Texte retenu:
* * * * * * *

4-Le paysage médiéval se dessine : nos villages ne sont pas nés en l’an mil, mais bien avant. L’habitat groupé et organisé existe déjà au haut Moyen-Age, ainsi que des éléments polarisateurs comme l’église. Cependant, cet habitat n’est pas stable : les hommes se déplacent à l’intérieur d’un même territoire, une mobilité facilitée par l’usage de matériaux périssables pour les constructions. L’an mil n’aurait donc pas vu la naissance du village, mais la stabilisation de la carte des villages. La fiscalité serait à l’origine de cette stabilisation. Les hommes se regroupent autour de l’église et du cimetière, gages de paix et de sécurité. Le développement d’un réseau de paroisses débute ainsi aux 7e et 8e siècles pour se stabiliser aux 10e et 12e siècles.

 Autour de l’an mil, naît le régime agraire de l’open-field dans le nord- ouest de l’Europe, caractérisé par une ouverture totale et une utilisation intensive de l’espace. Le système a une influence considérable sur l’organisation du paysage car les terres sont alors découpées en lanières, les champs sont très allongés pour faciliter le passage de la charrue. Quant à l’idée que l’an mil serait une période de grands défrichements, visant à détruire des espaces boisés pour gagner de l’espace agraire ou des terres à urbaniser, elle est relativisée aujourd’hui. Ce qui est sûr, c’est que vers l’an mil, on ne défrichait pas une forêt primaire, mais une forêt secondaire, laquelle avait poussé sur des espaces jadis cultivés, puis abandonnés à la fin de l’Antiquité. Entre les 11e et 12e siècles, certains seigneurs défrichent afin de dégager de nouvelles terres où installer des colons. On défriche enfin pour gagner de vastes étendues sur les marécages, les zones humides, la mer. Entre la fin du 9e siècle et le milieu du 10e, on assiste aux prémices de l’essor urbain. Le mouvement gagne le Nord, l’Est, le Midi. Ces bourgs constituent des lieux d’échange de produits locaux issus de l’agriculture et de l’artisanat rural. A la fin du 11e, les villes connaissent un essor sans précédent depuis l’époque gallo-romaine , lié au dynamisme économique et démographique des campagnes qui en assurent l’approvisionnement.

Les lieux de culte : églises, chapelles, se multiplient, le réseau paroissial se densifie. Des villes neuves témoignent d’opérations programmées de fondation urbaine par les princes. Toutes les villes, anciennes et nouvelles sont de petites agglomérations peu étendues et peu peuplées. Elles sont polynucléaires, fragmentées, tant sur le plan toponymique : elles sont composées de plusieurs bourgs, que politique : elles sont le siège de rivalités entre seigneurs urbains.

5-Les instruments de la modernité : le 11e siècle n’a pas tout inventé, au sens où il a donné à des outils connus depuis l’Antiquité une autre vie. Développés simultanément, le fer, le moulin, la charrue convergent vers une amélioration considérable de la productivité agricole. L’assolement triennal est peut-être la seule véritable invention de l’époque qui a rendu possible la culture simultanée de deux céréales, le dernier tiers de la terre restant en jachère pour ne pas épuiser le sol. En se généralisant, le système charrue-cheval force la généralisation des forges, lesquelles signent à leur tour la diffusion de la métallurgie, qui concurrence le bois et la pierre, matériaux rois de l’époque.

* * * * * * *

Données fournies:
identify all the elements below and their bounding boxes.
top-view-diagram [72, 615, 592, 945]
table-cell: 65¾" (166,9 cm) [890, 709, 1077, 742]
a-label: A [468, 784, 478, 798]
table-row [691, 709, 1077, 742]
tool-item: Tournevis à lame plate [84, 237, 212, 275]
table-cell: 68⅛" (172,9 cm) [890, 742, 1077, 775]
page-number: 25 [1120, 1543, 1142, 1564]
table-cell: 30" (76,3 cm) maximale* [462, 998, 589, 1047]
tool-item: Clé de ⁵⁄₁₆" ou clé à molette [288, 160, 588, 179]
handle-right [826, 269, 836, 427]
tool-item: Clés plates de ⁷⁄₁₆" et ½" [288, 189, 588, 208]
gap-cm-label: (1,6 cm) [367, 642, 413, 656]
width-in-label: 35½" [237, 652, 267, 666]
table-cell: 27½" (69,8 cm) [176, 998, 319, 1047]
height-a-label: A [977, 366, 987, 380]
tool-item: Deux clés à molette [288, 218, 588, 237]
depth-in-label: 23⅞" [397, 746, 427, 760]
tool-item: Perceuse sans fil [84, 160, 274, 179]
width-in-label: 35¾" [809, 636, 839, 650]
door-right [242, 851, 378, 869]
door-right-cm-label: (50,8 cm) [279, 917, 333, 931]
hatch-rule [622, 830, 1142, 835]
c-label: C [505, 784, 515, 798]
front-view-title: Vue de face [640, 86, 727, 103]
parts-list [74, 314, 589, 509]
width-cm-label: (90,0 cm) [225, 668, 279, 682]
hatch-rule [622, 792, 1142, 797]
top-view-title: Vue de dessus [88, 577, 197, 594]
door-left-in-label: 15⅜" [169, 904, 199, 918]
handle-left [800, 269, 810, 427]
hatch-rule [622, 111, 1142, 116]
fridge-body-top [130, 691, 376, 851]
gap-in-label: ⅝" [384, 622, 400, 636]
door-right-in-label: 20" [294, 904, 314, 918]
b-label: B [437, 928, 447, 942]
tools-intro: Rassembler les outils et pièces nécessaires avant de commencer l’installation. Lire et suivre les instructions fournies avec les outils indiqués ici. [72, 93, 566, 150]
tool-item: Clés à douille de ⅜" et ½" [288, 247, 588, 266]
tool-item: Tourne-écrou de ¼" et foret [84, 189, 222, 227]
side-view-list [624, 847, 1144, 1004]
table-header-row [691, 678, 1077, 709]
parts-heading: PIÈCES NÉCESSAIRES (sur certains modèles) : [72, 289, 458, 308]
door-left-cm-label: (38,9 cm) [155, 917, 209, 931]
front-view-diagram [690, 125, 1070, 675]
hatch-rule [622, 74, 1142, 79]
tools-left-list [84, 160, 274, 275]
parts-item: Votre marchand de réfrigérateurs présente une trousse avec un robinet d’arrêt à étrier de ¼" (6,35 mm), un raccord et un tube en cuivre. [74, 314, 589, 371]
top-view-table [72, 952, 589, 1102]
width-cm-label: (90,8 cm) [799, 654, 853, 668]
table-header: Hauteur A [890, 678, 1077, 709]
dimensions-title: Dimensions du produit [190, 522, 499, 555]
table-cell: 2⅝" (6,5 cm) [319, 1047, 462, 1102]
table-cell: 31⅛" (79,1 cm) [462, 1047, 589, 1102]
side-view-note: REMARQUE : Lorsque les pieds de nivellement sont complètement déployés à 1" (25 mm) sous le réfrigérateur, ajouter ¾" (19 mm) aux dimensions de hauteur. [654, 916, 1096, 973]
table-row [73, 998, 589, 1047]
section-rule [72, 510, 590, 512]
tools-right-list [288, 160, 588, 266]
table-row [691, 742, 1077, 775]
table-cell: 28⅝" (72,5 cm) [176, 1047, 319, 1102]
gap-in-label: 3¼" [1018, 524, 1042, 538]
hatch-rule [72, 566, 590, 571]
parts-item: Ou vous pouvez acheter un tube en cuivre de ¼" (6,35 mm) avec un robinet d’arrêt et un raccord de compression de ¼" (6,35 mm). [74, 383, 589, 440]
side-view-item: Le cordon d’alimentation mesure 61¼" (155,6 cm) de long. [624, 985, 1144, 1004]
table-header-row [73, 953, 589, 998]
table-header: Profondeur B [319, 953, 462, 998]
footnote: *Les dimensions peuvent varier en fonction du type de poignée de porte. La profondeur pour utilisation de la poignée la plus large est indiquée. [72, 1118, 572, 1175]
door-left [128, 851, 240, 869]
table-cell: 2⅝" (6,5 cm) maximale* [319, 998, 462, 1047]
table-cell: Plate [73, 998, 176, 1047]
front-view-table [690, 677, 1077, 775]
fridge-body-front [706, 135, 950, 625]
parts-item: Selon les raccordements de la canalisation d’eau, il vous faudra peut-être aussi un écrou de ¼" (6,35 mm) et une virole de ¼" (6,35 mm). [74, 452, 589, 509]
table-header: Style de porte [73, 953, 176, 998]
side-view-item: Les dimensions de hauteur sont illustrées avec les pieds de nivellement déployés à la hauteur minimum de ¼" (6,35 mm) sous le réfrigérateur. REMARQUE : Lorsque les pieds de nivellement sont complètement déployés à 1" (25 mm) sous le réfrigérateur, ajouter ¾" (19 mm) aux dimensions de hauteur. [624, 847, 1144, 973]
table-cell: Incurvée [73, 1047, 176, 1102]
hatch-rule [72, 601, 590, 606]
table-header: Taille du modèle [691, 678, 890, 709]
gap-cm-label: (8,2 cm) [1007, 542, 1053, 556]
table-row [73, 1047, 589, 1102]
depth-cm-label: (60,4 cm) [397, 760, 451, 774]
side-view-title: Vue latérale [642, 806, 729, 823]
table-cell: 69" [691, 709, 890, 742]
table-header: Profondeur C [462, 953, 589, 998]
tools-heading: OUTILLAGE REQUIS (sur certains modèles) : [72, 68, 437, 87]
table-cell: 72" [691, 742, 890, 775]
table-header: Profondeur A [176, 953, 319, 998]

* * * * * * *

Consigne A:
Indiquez si chacune des affirmations suivantes concorde avec le texte sur l'an mil ci-dessus, en répondant par oui ou par non et en citant fidèlement les mots du texte qui tranchent : (i) les villages sont nés en l'an mil ; (ii) vers l'an mil, on défrichait une forêt secondaire ; (iii) avec l'assolement triennal, la moitié de la terre restait en jachère.
Consigne B:
Recopiez à l'identique le passage du texte sur l'an mil qui s'ouvre sur les mots « 4-Le paysage médiéval » et se clôt sur « et 12e siècles. ».
Consigne C:
Reformulez sous forme de liste le paragraphe du texte sur l'an mil qui commence par « Les lieux de culte », en conservant ses faits principaux.

Réponse A:
(i) Non : « nos villages ne sont pas nés en l’an mil, mais bien avant »
(ii) Oui : « on ne défrichait pas une forêt primaire, mais une forêt secondaire »
(iii) Non : « le dernier tiers de la terre restant en jachère »

Réponse B:
4-Le paysage médiéval se dessine : nos villages ne sont pas nés en l’an mil, mais bien avant. L’habitat groupé et organisé existe déjà au haut Moyen-Age, ainsi que des éléments polarisateurs comme l’église. Cependant, cet habitat n’est pas stable : les hommes se déplacent à l’intérieur d’un même territoire, une mobilité facilitée par l’usage de matériaux périssables pour les constructions. L’an mil n’aurait donc pas vu la naissance du village, mais la stabilisation de la carte des villages. La fiscalité serait à l’origine de cette stabilisation. Les hommes se regroupent autour de l’église et du cimetière, gages de paix et de sécurité. Le développement d’un réseau de paroisses débute ainsi aux 7e et 8e siècles pour se stabiliser aux 10e et 12e siècles.

Réponse C:
- Les lieux de culte (églises, chapelles) se multiplient et le réseau paroissial se densifie.
- Des villes neuves témoignent d'opérations programmées de fondation urbaine par les princes.
- Toutes les villes, anciennes et nouvelles, sont de petites agglomérations peu étendues et peu peuplées.
- Elles sont polynucléaires et fragmentées : sur le plan toponymique, elles sont composées de plusieurs bourgs ; sur le plan politique, elles sont le siège de rivalités entre seigneurs urbains.